** start of LISTING **

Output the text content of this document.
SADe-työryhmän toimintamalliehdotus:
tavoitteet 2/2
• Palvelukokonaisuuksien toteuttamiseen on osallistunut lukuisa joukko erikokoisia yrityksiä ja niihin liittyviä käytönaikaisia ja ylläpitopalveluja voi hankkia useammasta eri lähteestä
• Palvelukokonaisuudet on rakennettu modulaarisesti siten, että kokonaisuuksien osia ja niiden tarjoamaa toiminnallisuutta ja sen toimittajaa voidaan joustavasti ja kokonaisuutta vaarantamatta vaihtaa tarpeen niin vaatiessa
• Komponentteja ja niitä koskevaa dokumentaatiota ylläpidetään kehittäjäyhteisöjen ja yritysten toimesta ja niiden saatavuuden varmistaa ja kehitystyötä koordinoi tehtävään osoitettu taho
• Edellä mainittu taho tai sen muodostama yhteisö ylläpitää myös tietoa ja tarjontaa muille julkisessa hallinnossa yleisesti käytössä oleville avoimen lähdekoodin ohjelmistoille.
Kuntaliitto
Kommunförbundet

** end of LISTING **

EXERCISE TASK:
Show all lines in the entries above where the string "taho" appears.

WRITTEN SOLUTION:
• Komponentteja ja niitä koskevaa dokumentaatiota ylläpidetään kehittäjäyhteisöjen ja yritysten toimesta ja niiden saatavuuden varmistaa ja kehitystyötä koordinoi tehtävään osoitettu taho
• Edellä mainittu taho tai sen muodostama yhteisö ylläpitää myös tietoa ja tarjontaa muille julkisessa hallinnossa yleisesti käytössä oleville avoimen lähdekoodin ohjelmistoille.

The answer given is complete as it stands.